Problem statement:
Scan the data beneath this task and copy each line that includes "Jonathan".

Extracted data entries:

((

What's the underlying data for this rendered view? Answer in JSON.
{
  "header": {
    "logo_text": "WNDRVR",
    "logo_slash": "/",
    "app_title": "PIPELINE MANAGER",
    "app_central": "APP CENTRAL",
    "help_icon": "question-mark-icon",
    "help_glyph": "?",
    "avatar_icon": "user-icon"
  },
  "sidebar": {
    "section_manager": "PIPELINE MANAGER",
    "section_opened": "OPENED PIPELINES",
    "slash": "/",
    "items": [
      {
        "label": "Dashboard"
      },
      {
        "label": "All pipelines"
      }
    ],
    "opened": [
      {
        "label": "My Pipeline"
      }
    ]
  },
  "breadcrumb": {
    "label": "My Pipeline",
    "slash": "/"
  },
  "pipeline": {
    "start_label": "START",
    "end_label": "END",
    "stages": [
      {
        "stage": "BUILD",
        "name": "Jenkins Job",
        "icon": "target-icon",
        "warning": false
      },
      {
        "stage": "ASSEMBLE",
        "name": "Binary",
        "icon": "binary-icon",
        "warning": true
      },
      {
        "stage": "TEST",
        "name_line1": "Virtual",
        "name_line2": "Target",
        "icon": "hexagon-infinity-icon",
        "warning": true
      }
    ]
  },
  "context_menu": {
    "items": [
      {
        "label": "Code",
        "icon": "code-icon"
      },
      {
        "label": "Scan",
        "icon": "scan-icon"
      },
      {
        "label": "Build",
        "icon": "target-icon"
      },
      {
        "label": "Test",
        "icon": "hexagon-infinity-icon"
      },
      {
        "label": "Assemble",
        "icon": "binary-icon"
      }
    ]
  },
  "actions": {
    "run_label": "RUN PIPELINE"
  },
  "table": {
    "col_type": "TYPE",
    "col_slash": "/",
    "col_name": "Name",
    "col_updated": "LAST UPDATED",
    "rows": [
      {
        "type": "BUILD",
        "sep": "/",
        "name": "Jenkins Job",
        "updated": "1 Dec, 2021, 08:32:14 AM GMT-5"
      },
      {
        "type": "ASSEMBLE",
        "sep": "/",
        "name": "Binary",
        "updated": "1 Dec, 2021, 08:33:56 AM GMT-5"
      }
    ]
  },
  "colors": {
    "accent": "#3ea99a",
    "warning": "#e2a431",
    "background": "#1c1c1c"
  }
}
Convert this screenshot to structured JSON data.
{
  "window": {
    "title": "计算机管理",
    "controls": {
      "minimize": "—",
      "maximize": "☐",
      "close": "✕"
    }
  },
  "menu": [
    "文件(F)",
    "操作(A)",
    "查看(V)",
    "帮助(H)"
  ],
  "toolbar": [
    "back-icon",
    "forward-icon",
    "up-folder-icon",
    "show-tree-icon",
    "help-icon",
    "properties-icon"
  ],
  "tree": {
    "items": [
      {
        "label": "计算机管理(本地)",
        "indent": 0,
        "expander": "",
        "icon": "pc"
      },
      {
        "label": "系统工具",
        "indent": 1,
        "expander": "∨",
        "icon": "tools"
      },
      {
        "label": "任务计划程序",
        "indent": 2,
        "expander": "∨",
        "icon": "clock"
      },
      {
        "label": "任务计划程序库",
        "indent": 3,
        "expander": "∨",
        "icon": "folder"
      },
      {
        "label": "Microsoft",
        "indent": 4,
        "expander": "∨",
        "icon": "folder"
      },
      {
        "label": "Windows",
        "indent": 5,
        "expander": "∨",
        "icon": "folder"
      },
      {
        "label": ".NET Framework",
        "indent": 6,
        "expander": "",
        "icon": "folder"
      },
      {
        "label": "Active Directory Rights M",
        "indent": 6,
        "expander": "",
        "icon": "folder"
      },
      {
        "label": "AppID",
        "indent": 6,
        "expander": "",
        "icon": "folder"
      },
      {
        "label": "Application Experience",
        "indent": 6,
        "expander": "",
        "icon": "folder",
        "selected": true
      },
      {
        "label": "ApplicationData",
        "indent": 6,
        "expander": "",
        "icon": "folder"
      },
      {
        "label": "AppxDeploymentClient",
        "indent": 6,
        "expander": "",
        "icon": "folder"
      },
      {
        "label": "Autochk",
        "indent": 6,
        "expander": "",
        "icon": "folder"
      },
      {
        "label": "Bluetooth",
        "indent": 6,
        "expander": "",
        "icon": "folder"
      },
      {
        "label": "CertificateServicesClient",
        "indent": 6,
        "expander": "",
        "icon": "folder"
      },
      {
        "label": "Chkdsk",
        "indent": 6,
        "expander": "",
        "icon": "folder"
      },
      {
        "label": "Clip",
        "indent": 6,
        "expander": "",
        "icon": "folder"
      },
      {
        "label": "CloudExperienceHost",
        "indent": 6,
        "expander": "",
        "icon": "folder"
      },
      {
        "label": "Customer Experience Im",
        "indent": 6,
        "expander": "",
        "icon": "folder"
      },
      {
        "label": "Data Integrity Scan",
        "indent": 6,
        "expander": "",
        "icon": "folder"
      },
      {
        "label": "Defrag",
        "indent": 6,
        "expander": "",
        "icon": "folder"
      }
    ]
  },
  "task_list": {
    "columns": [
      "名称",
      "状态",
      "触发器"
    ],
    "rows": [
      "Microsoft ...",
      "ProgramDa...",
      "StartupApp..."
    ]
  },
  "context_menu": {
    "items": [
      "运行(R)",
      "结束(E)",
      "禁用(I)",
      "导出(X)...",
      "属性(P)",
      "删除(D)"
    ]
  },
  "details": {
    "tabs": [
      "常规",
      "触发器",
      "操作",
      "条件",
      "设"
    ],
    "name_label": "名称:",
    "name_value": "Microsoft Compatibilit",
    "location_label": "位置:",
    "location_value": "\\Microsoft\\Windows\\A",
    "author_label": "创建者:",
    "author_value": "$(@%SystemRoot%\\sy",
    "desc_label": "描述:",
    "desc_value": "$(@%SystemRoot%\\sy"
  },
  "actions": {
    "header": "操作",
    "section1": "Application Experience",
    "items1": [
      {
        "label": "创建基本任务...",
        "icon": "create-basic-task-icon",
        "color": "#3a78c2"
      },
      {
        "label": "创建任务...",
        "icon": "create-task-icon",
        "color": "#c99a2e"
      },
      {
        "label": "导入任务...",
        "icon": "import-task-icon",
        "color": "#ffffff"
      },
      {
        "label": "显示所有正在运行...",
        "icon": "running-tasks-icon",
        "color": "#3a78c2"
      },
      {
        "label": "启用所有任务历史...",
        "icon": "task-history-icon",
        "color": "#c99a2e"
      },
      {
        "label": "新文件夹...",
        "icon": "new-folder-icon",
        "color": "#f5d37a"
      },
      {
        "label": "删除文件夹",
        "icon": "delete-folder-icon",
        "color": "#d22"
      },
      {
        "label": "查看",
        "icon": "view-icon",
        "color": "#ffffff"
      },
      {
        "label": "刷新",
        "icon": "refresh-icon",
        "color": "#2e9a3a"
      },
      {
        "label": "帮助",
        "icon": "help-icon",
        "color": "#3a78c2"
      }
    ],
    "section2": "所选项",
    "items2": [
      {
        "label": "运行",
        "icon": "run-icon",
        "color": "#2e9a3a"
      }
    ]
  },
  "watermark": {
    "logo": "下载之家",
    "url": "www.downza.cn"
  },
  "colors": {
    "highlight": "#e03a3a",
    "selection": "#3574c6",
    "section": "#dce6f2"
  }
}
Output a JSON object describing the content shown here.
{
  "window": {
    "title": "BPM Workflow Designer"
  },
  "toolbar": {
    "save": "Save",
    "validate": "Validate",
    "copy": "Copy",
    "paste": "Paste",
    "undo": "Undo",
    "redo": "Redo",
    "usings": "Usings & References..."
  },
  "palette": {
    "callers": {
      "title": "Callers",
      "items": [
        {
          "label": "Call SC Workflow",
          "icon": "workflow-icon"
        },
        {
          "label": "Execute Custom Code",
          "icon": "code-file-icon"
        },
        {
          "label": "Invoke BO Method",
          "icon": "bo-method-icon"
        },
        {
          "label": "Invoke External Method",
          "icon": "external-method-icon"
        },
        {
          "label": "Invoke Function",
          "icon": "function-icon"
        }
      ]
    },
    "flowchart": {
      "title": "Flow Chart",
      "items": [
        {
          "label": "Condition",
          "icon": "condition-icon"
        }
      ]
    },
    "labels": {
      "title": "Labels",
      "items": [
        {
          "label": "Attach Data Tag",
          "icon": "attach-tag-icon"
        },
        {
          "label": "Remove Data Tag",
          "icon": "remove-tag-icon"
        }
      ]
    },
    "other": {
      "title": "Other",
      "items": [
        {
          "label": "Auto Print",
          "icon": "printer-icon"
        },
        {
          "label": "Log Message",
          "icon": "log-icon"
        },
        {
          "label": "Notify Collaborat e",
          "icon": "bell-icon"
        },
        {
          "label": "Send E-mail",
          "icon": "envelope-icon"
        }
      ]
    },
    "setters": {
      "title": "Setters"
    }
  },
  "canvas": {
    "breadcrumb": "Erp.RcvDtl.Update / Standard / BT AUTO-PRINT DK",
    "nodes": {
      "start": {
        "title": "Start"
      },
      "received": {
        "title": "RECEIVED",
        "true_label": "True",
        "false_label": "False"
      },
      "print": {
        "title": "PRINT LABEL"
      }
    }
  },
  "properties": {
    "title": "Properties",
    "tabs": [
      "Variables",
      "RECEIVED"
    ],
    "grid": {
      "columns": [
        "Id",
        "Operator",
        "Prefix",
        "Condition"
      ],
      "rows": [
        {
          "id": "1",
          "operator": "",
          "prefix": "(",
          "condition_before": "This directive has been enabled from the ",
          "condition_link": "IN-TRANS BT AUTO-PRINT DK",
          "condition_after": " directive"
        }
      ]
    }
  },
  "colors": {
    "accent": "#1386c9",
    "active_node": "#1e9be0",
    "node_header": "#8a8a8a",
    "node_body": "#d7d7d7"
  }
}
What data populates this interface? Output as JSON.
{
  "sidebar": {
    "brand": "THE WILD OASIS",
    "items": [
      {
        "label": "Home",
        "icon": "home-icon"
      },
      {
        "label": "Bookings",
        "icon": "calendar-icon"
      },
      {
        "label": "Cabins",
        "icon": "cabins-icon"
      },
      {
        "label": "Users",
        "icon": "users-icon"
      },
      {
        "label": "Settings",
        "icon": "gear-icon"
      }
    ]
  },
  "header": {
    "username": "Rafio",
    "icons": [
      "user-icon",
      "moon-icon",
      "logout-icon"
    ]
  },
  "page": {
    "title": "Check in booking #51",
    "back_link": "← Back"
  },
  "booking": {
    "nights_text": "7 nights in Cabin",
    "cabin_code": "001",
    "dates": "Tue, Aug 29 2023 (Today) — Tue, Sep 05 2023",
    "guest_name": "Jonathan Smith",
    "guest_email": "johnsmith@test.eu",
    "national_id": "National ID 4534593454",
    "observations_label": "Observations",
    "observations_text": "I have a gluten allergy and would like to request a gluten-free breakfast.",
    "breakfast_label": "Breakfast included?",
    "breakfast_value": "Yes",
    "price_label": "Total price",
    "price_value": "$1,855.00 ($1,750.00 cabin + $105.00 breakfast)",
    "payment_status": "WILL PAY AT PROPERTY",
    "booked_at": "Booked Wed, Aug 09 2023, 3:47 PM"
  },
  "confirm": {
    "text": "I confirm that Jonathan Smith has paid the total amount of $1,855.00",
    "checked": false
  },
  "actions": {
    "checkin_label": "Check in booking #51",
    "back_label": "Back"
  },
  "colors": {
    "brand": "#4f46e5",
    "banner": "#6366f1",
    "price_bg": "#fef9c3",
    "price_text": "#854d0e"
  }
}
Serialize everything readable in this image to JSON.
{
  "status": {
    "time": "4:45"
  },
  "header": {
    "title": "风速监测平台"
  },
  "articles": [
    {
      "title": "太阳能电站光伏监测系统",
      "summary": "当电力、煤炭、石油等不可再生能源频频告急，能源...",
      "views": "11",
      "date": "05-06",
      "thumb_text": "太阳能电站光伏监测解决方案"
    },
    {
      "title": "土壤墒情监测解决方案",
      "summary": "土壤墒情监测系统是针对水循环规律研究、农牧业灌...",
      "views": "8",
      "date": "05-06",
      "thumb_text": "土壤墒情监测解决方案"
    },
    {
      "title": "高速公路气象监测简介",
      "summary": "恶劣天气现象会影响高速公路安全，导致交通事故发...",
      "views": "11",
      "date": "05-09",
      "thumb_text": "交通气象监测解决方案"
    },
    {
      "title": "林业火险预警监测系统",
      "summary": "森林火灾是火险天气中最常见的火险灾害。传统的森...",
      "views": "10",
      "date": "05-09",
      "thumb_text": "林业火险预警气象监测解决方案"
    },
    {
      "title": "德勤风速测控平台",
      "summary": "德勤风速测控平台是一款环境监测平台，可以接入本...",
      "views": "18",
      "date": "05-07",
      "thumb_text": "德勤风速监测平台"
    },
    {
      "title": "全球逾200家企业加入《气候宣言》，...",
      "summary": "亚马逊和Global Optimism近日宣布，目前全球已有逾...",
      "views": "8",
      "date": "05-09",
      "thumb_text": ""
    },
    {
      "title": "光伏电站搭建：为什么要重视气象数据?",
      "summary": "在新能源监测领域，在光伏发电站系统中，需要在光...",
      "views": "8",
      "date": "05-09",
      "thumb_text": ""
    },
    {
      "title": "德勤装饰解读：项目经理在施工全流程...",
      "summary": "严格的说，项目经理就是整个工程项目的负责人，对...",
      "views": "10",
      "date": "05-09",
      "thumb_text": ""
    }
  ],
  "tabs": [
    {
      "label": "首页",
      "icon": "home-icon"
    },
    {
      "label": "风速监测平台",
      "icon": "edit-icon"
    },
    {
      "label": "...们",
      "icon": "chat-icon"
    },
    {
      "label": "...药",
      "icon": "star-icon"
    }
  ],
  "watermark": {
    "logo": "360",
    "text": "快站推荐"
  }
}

))

Answer for the task:
    "guest_name": "Jonathan Smith",
    "text": "I confirm that Jonathan Smith has paid the total amount of $1,855.00",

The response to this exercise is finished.